___ Dataset rows ___

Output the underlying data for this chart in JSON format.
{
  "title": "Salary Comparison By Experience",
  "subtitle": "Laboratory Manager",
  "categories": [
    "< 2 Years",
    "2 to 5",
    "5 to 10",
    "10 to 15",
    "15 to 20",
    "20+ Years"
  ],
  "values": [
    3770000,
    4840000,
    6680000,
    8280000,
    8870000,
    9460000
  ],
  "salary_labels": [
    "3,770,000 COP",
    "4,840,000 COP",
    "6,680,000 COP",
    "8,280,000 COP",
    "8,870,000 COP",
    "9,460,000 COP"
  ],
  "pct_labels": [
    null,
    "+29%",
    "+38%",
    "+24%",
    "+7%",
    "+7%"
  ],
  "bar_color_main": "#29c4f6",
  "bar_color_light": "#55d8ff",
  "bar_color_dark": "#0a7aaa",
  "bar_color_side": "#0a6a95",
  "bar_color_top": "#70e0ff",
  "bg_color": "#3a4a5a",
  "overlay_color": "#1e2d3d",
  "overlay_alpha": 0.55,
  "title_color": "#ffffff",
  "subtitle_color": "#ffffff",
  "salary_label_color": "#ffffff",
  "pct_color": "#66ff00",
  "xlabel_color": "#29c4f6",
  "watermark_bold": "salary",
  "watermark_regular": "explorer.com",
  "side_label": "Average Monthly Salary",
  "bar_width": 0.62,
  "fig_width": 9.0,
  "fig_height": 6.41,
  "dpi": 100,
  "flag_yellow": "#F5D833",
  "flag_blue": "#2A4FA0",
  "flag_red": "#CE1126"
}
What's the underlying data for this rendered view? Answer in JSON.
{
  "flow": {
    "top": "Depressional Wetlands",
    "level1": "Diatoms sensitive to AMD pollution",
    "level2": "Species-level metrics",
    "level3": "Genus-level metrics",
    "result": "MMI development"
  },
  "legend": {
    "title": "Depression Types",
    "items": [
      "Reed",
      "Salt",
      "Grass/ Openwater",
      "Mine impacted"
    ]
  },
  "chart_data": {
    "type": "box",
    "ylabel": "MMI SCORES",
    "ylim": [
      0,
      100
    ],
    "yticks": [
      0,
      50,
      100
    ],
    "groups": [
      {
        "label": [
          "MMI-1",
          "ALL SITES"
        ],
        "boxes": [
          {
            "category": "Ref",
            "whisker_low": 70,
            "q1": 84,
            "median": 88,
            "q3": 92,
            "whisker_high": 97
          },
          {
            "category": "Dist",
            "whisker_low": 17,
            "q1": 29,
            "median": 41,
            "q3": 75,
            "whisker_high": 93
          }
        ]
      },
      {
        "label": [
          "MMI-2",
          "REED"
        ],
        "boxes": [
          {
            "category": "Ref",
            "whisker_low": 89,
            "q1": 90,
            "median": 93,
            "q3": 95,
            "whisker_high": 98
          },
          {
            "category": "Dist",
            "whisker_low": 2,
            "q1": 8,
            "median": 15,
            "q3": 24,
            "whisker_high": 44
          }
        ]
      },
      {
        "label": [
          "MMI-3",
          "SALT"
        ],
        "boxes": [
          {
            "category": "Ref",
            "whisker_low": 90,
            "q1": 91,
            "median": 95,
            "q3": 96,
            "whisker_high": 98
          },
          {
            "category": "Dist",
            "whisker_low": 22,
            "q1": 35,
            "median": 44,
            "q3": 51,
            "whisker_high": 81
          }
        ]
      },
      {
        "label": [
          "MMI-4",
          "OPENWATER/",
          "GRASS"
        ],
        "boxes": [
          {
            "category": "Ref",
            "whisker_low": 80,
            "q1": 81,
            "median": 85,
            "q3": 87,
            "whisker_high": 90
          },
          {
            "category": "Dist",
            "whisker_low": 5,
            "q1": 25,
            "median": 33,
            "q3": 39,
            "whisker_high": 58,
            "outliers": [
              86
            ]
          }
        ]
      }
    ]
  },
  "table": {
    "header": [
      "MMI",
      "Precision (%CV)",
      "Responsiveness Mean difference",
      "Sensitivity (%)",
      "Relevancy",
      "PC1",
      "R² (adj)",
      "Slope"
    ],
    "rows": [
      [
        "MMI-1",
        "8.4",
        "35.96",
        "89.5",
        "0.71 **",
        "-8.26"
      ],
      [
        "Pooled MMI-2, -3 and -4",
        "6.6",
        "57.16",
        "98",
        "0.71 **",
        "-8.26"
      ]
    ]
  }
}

___

--- What you are asked to do ---
Your answer should be a single number: how many lines in the data above include "underlying"?

--- Exercise output ---
2